- Goal
Give a verbatim quotation of every record.

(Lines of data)
========================

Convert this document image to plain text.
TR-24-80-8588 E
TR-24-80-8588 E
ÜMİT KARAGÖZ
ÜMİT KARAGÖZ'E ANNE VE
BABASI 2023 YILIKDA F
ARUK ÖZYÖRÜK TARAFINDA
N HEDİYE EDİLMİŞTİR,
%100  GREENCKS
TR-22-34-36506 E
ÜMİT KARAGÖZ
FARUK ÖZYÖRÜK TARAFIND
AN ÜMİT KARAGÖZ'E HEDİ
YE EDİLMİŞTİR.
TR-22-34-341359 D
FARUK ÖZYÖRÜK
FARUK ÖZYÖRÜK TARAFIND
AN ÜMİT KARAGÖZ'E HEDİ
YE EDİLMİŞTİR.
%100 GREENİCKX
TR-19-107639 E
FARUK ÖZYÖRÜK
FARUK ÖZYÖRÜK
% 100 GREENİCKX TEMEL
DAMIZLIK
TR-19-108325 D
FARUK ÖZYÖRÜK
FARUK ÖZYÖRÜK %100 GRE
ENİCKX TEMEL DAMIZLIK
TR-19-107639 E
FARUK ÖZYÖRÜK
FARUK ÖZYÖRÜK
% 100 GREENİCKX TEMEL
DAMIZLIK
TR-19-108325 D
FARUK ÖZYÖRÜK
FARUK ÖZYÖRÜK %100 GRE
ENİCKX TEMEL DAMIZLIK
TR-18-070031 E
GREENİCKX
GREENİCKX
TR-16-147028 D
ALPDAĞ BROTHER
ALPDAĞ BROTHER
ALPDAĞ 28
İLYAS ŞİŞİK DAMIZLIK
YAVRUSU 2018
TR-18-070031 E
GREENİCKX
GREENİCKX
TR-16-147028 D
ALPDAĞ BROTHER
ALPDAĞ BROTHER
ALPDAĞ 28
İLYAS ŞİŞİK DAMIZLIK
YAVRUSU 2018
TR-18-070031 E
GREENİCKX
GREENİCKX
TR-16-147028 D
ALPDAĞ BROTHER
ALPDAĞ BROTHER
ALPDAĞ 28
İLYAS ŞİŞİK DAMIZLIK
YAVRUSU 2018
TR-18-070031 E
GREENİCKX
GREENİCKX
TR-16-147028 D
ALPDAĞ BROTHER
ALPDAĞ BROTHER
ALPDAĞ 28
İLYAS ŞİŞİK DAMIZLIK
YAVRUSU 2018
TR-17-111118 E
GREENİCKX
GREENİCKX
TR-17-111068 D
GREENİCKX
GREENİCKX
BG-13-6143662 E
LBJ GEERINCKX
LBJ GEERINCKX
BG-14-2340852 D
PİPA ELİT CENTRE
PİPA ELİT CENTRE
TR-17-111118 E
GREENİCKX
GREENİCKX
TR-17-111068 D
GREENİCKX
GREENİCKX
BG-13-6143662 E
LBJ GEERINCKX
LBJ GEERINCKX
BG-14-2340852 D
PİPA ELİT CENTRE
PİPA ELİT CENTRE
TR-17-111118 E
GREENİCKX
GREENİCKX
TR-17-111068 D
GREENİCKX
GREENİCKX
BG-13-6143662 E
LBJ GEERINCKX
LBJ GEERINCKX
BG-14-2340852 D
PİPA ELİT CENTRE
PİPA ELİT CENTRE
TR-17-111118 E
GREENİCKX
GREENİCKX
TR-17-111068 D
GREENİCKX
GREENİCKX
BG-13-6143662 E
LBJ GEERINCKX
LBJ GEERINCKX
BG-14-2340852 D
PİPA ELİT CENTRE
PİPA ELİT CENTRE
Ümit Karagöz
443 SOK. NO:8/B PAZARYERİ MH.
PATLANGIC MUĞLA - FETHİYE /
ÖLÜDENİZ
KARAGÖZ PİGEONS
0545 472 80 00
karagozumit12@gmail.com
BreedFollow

========================

- Written solution
Convert this document image to plain text.
TR-24-80-8588 E
TR-24-80-8588 E
ÜMİT KARAGÖZ
ÜMİT KARAGÖZ'E ANNE VE
BABASI 2023 YILIKDA F
ARUK ÖZYÖRÜK TARAFINDA
N HEDİYE EDİLMİŞTİR,
%100  GREENCKS
TR-22-34-36506 E
ÜMİT KARAGÖZ
FARUK ÖZYÖRÜK TARAFIND
AN ÜMİT KARAGÖZ'E HEDİ
YE EDİLMİŞTİR.
TR-22-34-341359 D
FARUK ÖZYÖRÜK
FARUK ÖZYÖRÜK TARAFIND
AN ÜMİT KARAGÖZ'E HEDİ
YE EDİLMİŞTİR.
%100 GREENİCKX
TR-19-107639 E
FARUK ÖZYÖRÜK
FARUK ÖZYÖRÜK
% 100 GREENİCKX TEMEL
DAMIZLIK
TR-19-108325 D
FARUK ÖZYÖRÜK
FARUK ÖZYÖRÜK %100 GRE
ENİCKX TEMEL DAMIZLIK
TR-19-107639 E
FARUK ÖZYÖRÜK
FARUK ÖZYÖRÜK
% 100 GREENİCKX TEMEL
DAMIZLIK
TR-19-108325 D
FARUK ÖZYÖRÜK
FARUK ÖZYÖRÜK %100 GRE
ENİCKX TEMEL DAMIZLIK
TR-18-070031 E
GREENİCKX
GREENİCKX
TR-16-147028 D
ALPDAĞ BROTHER
ALPDAĞ BROTHER
ALPDAĞ 28
İLYAS ŞİŞİK DAMIZLIK
YAVRUSU 2018
TR-18-070031 E
GREENİCKX
GREENİCKX
TR-16-147028 D
ALPDAĞ BROTHER
ALPDAĞ BROTHER
ALPDAĞ 28
İLYAS ŞİŞİK DAMIZLIK
YAVRUSU 2018
TR-18-070031 E
GREENİCKX
GREENİCKX
TR-16-147028 D
ALPDAĞ BROTHER
ALPDAĞ BROTHER
ALPDAĞ 28
İLYAS ŞİŞİK DAMIZLIK
YAVRUSU 2018
TR-18-070031 E
GREENİCKX
GREENİCKX
TR-16-147028 D
ALPDAĞ BROTHER
ALPDAĞ BROTHER
ALPDAĞ 28
İLYAS ŞİŞİK DAMIZLIK
YAVRUSU 2018
TR-17-111118 E
GREENİCKX
GREENİCKX
TR-17-111068 D
GREENİCKX
GREENİCKX
BG-13-6143662 E
LBJ GEERINCKX
LBJ GEERINCKX
BG-14-2340852 D
PİPA ELİT CENTRE
PİPA ELİT CENTRE
TR-17-111118 E
GREENİCKX
GREENİCKX
TR-17-111068 D
GREENİCKX
GREENİCKX
BG-13-6143662 E
LBJ GEERINCKX
LBJ GEERINCKX
BG-14-2340852 D
PİPA ELİT CENTRE
PİPA ELİT CENTRE
TR-17-111118 E
GREENİCKX
GREENİCKX
TR-17-111068 D
GREENİCKX
GREENİCKX
BG-13-6143662 E
LBJ GEERINCKX
LBJ GEERINCKX
BG-14-2340852 D
PİPA ELİT CENTRE
PİPA ELİT CENTRE
TR-17-111118 E
GREENİCKX
GREENİCKX
TR-17-111068 D
GREENİCKX
GREENİCKX
BG-13-6143662 E
LBJ GEERINCKX
LBJ GEERINCKX
BG-14-2340852 D
PİPA ELİT CENTRE
PİPA ELİT CENTRE
Ümit Karagöz
443 SOK. NO:8/B PAZARYERİ MH.
PATLANGIC MUĞLA - FETHİYE /
ÖLÜDENİZ
KARAGÖZ PİGEONS
0545 472 80 00
karagozumit12@gmail.com
BreedFollow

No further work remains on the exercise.